Look through the listing for the word "Annual". Copy each line that has it.

Figure contents as structured data:
— Begin —

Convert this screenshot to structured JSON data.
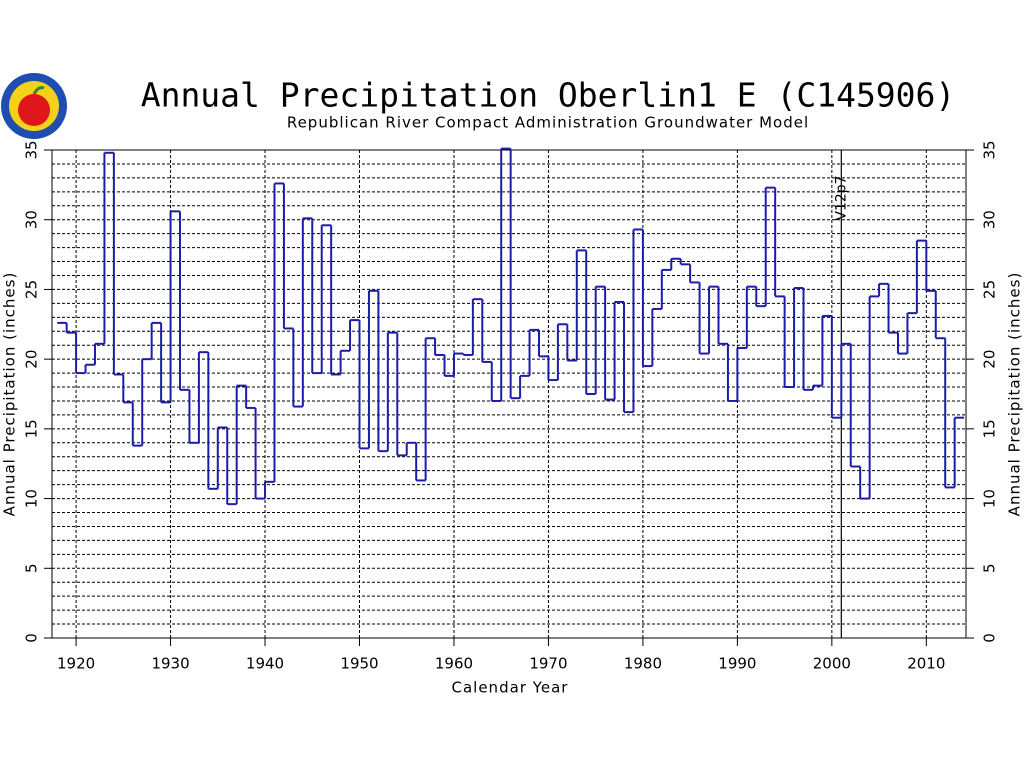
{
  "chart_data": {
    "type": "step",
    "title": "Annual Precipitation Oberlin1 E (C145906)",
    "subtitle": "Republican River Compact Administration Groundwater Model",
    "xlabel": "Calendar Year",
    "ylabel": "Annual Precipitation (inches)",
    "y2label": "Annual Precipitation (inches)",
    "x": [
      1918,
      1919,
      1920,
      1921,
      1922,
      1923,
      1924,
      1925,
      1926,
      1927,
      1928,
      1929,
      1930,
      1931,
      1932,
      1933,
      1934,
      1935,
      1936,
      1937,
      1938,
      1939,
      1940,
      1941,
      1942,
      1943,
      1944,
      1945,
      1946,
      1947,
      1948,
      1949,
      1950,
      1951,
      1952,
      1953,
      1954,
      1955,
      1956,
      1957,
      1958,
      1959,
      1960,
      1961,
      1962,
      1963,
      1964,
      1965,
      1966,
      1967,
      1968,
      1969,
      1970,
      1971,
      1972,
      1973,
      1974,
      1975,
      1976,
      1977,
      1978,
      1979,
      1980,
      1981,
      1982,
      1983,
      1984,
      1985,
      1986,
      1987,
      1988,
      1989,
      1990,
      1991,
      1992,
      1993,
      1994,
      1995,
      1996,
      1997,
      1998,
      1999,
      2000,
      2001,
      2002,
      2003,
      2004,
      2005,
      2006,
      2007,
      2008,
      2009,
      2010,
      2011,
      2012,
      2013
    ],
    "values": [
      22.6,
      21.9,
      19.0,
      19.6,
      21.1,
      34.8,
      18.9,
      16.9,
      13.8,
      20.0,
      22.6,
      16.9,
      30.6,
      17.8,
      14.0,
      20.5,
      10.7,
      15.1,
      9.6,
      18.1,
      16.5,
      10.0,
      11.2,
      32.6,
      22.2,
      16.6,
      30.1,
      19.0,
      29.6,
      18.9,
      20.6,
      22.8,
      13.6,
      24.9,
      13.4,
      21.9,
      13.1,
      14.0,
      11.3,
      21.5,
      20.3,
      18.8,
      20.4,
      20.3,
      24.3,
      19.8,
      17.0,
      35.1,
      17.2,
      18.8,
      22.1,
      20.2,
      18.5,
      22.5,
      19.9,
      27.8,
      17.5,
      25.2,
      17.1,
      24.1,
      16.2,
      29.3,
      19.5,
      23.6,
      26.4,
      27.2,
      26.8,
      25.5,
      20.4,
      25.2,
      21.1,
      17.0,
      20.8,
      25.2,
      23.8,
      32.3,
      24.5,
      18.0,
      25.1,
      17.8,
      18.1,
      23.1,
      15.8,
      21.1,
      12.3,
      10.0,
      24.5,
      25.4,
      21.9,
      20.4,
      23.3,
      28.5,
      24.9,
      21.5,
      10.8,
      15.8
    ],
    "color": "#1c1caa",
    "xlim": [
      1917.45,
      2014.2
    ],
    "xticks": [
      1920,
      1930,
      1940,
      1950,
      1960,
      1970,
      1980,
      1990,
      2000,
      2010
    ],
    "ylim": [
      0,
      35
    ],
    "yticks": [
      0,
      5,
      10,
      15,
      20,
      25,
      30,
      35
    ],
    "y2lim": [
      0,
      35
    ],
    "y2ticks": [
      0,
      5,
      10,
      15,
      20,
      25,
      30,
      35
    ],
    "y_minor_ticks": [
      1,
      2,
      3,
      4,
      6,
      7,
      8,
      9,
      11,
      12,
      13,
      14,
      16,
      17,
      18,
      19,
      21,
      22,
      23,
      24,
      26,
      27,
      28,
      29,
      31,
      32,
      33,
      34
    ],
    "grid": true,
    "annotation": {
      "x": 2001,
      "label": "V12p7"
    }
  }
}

— End —

**Response to this task**
    "title": "Annual Precipitation Oberlin1 E (C145906)",
    "ylabel": "Annual Precipitation (inches)",
    "y2label": "Annual Precipitation (inches)",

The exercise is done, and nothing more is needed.